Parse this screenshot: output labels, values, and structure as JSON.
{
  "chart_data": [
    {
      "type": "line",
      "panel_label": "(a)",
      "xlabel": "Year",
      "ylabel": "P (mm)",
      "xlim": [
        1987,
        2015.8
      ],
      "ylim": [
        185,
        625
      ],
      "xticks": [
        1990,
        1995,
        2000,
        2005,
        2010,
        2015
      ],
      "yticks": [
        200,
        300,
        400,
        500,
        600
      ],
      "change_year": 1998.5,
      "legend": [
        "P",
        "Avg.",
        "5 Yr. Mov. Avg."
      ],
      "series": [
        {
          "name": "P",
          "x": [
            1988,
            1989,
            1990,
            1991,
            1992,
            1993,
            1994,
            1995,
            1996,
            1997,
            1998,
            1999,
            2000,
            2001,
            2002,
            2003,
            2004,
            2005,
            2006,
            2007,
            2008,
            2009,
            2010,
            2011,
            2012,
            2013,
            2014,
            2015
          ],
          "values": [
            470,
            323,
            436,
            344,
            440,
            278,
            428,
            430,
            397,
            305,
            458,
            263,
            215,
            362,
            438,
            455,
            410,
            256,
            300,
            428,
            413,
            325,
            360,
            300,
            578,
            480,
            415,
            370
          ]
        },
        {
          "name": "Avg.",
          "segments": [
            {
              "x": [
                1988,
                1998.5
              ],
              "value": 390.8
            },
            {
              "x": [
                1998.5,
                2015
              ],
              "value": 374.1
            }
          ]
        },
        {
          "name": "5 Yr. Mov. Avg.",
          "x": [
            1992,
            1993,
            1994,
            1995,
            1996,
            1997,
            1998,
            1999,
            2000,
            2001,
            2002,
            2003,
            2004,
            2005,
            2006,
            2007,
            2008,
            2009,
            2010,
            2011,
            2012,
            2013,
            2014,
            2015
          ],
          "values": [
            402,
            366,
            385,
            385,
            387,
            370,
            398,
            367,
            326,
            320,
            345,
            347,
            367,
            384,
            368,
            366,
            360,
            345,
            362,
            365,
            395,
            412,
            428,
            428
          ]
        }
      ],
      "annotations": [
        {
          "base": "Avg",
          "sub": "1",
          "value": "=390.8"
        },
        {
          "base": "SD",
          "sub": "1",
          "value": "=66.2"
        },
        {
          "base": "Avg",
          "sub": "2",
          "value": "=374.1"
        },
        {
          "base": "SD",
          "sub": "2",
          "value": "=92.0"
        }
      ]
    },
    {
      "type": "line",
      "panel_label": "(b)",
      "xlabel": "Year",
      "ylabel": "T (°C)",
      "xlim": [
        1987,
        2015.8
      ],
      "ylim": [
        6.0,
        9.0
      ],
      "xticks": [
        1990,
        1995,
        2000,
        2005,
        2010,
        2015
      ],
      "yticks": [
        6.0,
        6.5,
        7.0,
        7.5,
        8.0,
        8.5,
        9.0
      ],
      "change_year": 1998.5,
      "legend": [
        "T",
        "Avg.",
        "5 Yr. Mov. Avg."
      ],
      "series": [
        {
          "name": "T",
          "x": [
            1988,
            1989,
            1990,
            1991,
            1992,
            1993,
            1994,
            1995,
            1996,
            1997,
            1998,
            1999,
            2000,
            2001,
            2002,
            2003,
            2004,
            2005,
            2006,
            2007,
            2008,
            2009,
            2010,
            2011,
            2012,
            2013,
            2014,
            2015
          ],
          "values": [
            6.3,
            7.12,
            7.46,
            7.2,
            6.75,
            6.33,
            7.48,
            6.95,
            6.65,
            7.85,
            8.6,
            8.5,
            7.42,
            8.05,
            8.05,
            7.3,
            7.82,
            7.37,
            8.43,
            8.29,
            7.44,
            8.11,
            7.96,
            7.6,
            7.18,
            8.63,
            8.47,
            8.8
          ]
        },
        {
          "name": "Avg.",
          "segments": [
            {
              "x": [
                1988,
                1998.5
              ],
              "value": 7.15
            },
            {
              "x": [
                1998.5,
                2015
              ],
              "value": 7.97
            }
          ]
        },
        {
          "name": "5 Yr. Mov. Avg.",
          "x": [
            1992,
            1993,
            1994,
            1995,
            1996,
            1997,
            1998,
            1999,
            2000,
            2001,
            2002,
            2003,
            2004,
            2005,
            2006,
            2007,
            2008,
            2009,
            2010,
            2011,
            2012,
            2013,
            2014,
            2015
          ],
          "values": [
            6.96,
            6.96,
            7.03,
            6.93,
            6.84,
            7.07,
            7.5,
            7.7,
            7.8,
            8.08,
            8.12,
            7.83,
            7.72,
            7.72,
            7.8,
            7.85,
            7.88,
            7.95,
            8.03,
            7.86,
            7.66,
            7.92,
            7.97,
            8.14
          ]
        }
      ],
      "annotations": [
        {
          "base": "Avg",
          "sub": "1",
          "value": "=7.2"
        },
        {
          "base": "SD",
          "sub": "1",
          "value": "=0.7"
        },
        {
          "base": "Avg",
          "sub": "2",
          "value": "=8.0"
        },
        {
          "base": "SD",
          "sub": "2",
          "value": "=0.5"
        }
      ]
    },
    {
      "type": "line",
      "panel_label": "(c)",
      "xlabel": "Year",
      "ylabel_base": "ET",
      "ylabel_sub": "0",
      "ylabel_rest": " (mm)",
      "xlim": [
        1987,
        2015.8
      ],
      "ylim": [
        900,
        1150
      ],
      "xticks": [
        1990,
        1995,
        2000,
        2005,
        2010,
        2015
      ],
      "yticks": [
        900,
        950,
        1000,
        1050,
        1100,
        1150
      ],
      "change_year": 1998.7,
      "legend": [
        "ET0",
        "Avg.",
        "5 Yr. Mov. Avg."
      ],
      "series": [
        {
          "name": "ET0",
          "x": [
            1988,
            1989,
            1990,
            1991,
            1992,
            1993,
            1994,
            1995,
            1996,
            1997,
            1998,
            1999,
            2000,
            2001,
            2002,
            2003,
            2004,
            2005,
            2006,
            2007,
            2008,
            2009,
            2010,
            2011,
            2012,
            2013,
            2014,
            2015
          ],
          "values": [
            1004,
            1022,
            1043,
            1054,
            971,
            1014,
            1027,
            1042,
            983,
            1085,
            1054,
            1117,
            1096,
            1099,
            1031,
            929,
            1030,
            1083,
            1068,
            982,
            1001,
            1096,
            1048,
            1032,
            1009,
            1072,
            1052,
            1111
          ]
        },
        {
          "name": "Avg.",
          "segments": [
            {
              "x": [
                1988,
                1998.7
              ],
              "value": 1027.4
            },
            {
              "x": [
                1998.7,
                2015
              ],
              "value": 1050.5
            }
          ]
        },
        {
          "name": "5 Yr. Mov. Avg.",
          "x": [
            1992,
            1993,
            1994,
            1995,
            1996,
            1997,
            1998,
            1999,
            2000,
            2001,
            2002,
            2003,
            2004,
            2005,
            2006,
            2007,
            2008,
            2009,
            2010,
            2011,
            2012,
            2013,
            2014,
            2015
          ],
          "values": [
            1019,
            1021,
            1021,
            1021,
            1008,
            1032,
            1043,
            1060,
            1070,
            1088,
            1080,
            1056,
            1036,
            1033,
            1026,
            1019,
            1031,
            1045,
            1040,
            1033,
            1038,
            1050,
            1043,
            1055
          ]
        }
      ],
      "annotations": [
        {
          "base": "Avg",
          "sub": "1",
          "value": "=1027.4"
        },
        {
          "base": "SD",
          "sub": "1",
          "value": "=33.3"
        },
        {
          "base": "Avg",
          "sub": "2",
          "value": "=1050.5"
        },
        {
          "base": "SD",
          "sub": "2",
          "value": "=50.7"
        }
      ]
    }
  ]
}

*Objective*:
Return every record above exactly as it appears.

*Result of the task*:
Parse this screenshot: output labels, values, and structure as JSON.
{
  "chart_data": [
    {
      "type": "line",
      "panel_label": "(a)",
      "xlabel": "Year",
      "ylabel": "P (mm)",
      "xlim": [
        1987,
        2015.8
      ],
      "ylim": [
        185,
        625
      ],
      "xticks": [
        1990,
        1995,
        2000,
        2005,
        2010,
        2015
      ],
      "yticks": [
        200,
        300,
        400,
        500,
        600
      ],
      "change_year": 1998.5,
      "legend": [
        "P",
        "Avg.",
        "5 Yr. Mov. Avg."
      ],
      "series": [
        {
          "name": "P",
          "x": [
            1988,
            1989,
            1990,
            1991,
            1992,
            1993,
            1994,
            1995,
            1996,
            1997,
            1998,
            1999,
            2000,
            2001,
            2002,
            2003,
            2004,
            2005,
            2006,
            2007,
            2008,
            2009,
            2010,
            2011,
            2012,
            2013,
            2014,
            2015
          ],
          "values": [
            470,
            323,
            436,
            344,
            440,
            278,
            428,
            430,
            397,
            305,
            458,
            263,
            215,
            362,
            438,
            455,
            410,
            256,
            300,
            428,
            413,
            325,
            360,
            300,
            578,
            480,
            415,
            370
          ]
        },
        {
          "name": "Avg.",
          "segments": [
            {
              "x": [
                1988,
                1998.5
              ],
              "value": 390.8
            },
            {
              "x": [
                1998.5,
                2015
              ],
              "value": 374.1
            }
          ]
        },
        {
          "name": "5 Yr. Mov. Avg.",
          "x": [
            1992,
            1993,
            1994,
            1995,
            1996,
            1997,
            1998,
            1999,
            2000,
            2001,
            2002,
            2003,
            2004,
            2005,
            2006,
            2007,
            2008,
            2009,
            2010,
            2011,
            2012,
            2013,
            2014,
            2015
          ],
          "values": [
            402,
            366,
            385,
            385,
            387,
            370,
            398,
            367,
            326,
            320,
            345,
            347,
            367,
            384,
            368,
            366,
            360,
            345,
            362,
            365,
            395,
            412,
            428,
            428
          ]
        }
      ],
      "annotations": [
        {
          "base": "Avg",
          "sub": "1",
          "value": "=390.8"
        },
        {
          "base": "SD",
          "sub": "1",
          "value": "=66.2"
        },
        {
          "base": "Avg",
          "sub": "2",
          "value": "=374.1"
        },
        {
          "base": "SD",
          "sub": "2",
          "value": "=92.0"
        }
      ]
    },
    {
      "type": "line",
      "panel_label": "(b)",
      "xlabel": "Year",
      "ylabel": "T (°C)",
      "xlim": [
        1987,
        2015.8
      ],
      "ylim": [
        6.0,
        9.0
      ],
      "xticks": [
        1990,
        1995,
        2000,
        2005,
        2010,
        2015
      ],
      "yticks": [
        6.0,
        6.5,
        7.0,
        7.5,
        8.0,
        8.5,
        9.0
      ],
      "change_year": 1998.5,
      "legend": [
        "T",
        "Avg.",
        "5 Yr. Mov. Avg."
      ],
      "series": [
        {
          "name": "T",
          "x": [
            1988,
            1989,
            1990,
            1991,
            1992,
            1993,
            1994,
            1995,
            1996,
            1997,
            1998,
            1999,
            2000,
            2001,
            2002,
            2003,
            2004,
            2005,
            2006,
            2007,
            2008,
            2009,
            2010,
            2011,
            2012,
            2013,
            2014,
            2015
          ],
          "values": [
            6.3,
            7.12,
            7.46,
            7.2,
            6.75,
            6.33,
            7.48,
            6.95,
            6.65,
            7.85,
            8.6,
            8.5,
            7.42,
            8.05,
            8.05,
            7.3,
            7.82,
            7.37,
            8.43,
            8.29,
            7.44,
            8.11,
            7.96,
            7.6,
            7.18,
            8.63,
            8.47,
            8.8
          ]
        },
        {
          "name": "Avg.",
          "segments": [
            {
              "x": [
                1988,
                1998.5
              ],
              "value": 7.15
            },
            {
              "x": [
                1998.5,
                2015
              ],
              "value": 7.97
            }
          ]
        },
        {
          "name": "5 Yr. Mov. Avg.",
          "x": [
            1992,
            1993,
            1994,
            1995,
            1996,
            1997,
            1998,
            1999,
            2000,
            2001,
            2002,
            2003,
            2004,
            2005,
            2006,
            2007,
            2008,
            2009,
            2010,
            2011,
            2012,
            2013,
            2014,
            2015
          ],
          "values": [
            6.96,
            6.96,
            7.03,
            6.93,
            6.84,
            7.07,
            7.5,
            7.7,
            7.8,
            8.08,
            8.12,
            7.83,
            7.72,
            7.72,
            7.8,
            7.85,
            7.88,
            7.95,
            8.03,
            7.86,
            7.66,
            7.92,
            7.97,
            8.14
          ]
        }
      ],
      "annotations": [
        {
          "base": "Avg",
          "sub": "1",
          "value": "=7.2"
        },
        {
          "base": "SD",
          "sub": "1",
          "value": "=0.7"
        },
        {
          "base": "Avg",
          "sub": "2",
          "value": "=8.0"
        },
        {
          "base": "SD",
          "sub": "2",
          "value": "=0.5"
        }
      ]
    },
    {
      "type": "line",
      "panel_label": "(c)",
      "xlabel": "Year",
      "ylabel_base": "ET",
      "ylabel_sub": "0",
      "ylabel_rest": " (mm)",
      "xlim": [
        1987,
        2015.8
      ],
      "ylim": [
        900,
        1150
      ],
      "xticks": [
        1990,
        1995,
        2000,
        2005,
        2010,
        2015
      ],
      "yticks": [
        900,
        950,
        1000,
        1050,
        1100,
        1150
      ],
      "change_year": 1998.7,
      "legend": [
        "ET0",
        "Avg.",
        "5 Yr. Mov. Avg."
      ],
      "series": [
        {
          "name": "ET0",
          "x": [
            1988,
            1989,
            1990,
            1991,
            1992,
            1993,
            1994,
            1995,
            1996,
            1997,
            1998,
            1999,
            2000,
            2001,
            2002,
            2003,
            2004,
            2005,
            2006,
            2007,
            2008,
            2009,
            2010,
            2011,
            2012,
            2013,
            2014,
            2015
          ],
          "values": [
            1004,
            1022,
            1043,
            1054,
            971,
            1014,
            1027,
            1042,
            983,
            1085,
            1054,
            1117,
            1096,
            1099,
            1031,
            929,
            1030,
            1083,
            1068,
            982,
            1001,
            1096,
            1048,
            1032,
            1009,
            1072,
            1052,
            1111
          ]
        },
        {
          "name": "Avg.",
          "segments": [
            {
              "x": [
                1988,
                1998.7
              ],
              "value": 1027.4
            },
            {
              "x": [
                1998.7,
                2015
              ],
              "value": 1050.5
            }
          ]
        },
        {
          "name": "5 Yr. Mov. Avg.",
          "x": [
            1992,
            1993,
            1994,
            1995,
            1996,
            1997,
            1998,
            1999,
            2000,
            2001,
            2002,
            2003,
            2004,
            2005,
            2006,
            2007,
            2008,
            2009,
            2010,
            2011,
            2012,
            2013,
            2014,
            2015
          ],
          "values": [
            1019,
            1021,
            1021,
            1021,
            1008,
            1032,
            1043,
            1060,
            1070,
            1088,
            1080,
            1056,
            1036,
            1033,
            1026,
            1019,
            1031,
            1045,
            1040,
            1033,
            1038,
            1050,
            1043,
            1055
          ]
        }
      ],
      "annotations": [
        {
          "base": "Avg",
          "sub": "1",
          "value": "=1027.4"
        },
        {
          "base": "SD",
          "sub": "1",
          "value": "=33.3"
        },
        {
          "base": "Avg",
          "sub": "2",
          "value": "=1050.5"
        },
        {
          "base": "SD",
          "sub": "2",
          "value": "=50.7"
        }
      ]
    }
  ]
}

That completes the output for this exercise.